Dataset entries
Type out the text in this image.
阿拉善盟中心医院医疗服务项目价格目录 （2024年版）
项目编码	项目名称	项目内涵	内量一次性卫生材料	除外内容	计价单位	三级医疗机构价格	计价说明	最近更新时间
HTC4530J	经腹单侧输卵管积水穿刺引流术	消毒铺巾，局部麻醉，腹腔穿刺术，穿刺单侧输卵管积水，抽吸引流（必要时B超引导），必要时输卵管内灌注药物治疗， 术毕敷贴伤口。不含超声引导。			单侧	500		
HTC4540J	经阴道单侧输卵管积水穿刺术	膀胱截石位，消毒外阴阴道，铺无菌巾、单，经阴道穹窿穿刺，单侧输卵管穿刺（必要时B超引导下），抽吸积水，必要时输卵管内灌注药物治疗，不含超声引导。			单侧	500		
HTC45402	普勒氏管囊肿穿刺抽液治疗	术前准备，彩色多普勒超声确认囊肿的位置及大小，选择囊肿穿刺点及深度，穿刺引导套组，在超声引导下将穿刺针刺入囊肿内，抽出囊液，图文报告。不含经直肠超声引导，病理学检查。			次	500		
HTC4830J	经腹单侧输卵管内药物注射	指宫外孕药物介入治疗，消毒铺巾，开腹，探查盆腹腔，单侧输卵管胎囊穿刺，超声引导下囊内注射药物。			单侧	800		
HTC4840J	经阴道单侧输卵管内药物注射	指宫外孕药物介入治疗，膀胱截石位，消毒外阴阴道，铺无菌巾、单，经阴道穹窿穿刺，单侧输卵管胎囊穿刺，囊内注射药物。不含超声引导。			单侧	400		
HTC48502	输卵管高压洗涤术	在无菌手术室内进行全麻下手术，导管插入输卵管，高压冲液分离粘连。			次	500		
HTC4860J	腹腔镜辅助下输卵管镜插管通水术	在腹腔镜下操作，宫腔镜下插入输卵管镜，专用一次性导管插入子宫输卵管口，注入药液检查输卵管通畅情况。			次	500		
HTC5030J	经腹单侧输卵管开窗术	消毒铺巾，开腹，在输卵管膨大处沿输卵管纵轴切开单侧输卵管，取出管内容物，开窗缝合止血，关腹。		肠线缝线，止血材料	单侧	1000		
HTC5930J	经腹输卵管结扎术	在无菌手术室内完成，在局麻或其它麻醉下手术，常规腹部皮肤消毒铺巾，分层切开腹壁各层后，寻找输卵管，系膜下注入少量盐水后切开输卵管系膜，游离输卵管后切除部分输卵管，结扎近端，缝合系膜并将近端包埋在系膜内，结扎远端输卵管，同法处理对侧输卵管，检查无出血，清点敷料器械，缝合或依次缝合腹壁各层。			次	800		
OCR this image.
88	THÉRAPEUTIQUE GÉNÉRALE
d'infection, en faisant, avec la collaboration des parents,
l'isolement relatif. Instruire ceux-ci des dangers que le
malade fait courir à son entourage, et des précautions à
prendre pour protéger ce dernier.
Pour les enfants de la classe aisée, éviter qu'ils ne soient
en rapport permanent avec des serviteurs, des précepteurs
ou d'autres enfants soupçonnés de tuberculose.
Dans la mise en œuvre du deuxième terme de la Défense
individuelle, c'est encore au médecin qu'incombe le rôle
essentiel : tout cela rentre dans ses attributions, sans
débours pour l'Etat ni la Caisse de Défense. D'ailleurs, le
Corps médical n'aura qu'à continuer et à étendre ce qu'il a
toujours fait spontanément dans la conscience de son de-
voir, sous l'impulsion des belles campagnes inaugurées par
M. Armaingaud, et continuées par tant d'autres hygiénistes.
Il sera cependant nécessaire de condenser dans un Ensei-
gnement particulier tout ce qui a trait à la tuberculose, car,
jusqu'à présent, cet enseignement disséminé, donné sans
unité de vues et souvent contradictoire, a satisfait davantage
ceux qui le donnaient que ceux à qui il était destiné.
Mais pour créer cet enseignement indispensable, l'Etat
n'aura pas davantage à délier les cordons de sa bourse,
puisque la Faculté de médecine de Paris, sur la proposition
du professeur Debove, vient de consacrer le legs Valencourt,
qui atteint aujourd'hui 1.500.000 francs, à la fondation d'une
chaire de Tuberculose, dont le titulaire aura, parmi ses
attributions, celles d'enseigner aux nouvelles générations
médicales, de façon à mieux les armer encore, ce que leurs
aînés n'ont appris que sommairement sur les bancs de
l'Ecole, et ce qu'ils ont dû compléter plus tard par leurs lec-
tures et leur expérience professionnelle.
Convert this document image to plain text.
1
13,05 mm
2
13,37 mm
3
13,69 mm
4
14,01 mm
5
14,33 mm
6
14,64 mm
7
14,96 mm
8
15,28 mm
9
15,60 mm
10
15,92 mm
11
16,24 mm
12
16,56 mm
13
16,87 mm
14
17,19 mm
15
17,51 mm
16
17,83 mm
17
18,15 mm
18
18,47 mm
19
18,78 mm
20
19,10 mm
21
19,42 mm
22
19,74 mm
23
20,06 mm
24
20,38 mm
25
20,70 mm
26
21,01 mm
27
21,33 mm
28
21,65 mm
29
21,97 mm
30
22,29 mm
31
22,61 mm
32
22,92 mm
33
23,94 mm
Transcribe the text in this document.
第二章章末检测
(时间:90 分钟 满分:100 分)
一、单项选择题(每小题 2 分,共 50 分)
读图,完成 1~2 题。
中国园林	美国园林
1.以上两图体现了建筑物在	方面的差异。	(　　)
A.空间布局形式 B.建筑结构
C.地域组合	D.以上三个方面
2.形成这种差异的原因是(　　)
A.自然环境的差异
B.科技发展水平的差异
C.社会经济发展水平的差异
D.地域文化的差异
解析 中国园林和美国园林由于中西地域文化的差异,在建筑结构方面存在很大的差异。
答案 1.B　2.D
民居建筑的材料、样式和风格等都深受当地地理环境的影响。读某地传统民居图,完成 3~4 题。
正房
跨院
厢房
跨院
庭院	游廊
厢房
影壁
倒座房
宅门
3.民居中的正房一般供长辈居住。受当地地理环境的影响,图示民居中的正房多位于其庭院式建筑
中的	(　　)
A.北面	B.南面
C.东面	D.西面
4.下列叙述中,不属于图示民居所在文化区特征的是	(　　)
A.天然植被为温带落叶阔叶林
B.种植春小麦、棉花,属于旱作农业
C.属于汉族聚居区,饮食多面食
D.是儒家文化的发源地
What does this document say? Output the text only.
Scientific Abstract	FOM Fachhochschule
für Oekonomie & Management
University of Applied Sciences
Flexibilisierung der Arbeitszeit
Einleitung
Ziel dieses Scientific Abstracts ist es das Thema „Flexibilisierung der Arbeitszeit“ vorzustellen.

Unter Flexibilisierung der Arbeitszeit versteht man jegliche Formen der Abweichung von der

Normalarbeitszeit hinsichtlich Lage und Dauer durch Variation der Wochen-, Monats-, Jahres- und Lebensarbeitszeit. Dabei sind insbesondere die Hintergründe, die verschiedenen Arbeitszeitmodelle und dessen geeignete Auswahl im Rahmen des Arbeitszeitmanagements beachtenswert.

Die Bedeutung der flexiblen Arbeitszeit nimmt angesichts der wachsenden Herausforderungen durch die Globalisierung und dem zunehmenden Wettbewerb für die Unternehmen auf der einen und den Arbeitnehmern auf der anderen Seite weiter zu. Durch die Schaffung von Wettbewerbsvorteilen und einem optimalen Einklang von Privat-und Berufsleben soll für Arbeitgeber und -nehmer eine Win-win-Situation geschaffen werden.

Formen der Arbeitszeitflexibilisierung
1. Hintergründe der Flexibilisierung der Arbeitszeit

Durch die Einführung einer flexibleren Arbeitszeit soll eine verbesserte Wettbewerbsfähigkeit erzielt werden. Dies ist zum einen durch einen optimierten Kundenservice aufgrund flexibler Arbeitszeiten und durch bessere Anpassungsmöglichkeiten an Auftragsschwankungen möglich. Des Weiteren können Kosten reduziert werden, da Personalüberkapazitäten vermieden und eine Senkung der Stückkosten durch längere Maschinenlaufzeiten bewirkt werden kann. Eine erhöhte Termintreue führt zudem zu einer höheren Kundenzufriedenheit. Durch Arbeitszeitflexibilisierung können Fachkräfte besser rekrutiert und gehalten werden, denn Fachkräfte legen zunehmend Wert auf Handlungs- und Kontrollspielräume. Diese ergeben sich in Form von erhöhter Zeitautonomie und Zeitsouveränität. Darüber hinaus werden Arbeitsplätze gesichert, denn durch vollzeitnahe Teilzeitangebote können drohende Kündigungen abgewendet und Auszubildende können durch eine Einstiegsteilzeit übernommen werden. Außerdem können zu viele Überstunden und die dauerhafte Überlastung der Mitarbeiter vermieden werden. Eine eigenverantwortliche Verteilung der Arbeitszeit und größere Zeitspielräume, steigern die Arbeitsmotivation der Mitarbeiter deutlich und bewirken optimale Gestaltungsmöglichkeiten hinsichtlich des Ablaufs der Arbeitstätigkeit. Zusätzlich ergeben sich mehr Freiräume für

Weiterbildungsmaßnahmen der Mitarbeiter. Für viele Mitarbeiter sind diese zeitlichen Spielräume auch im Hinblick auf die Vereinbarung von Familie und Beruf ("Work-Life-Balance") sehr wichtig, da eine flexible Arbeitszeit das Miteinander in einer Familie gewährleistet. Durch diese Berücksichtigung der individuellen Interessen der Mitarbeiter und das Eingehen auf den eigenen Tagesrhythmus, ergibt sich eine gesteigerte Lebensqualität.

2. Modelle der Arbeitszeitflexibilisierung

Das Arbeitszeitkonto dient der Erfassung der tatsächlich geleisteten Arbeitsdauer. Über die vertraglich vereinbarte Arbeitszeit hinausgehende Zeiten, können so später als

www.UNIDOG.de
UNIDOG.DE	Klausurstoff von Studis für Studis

→ AIM OF THE EXERCISE
Which lines hold the word "消毒外阴阴道"? Show each one.

→ EXPECTED ANSWER
HTC4540J	经阴道单侧输卵管积水穿刺术	膀胱截石位，消毒外阴阴道，铺无菌巾、单，经阴道穹窿穿刺，单侧输卵管穿刺（必要时B超引导下），抽吸积水，必要时输卵管内灌注药物治疗，不含超声引导。			单侧	500		
HTC4840J	经阴道单侧输卵管内药物注射	指宫外孕药物介入治疗，膀胱截石位，消毒外阴阴道，铺无菌巾、单，经阴道穹窿穿刺，单侧输卵管胎囊穿刺，囊内注射药物。不含超声引导。			单侧	400		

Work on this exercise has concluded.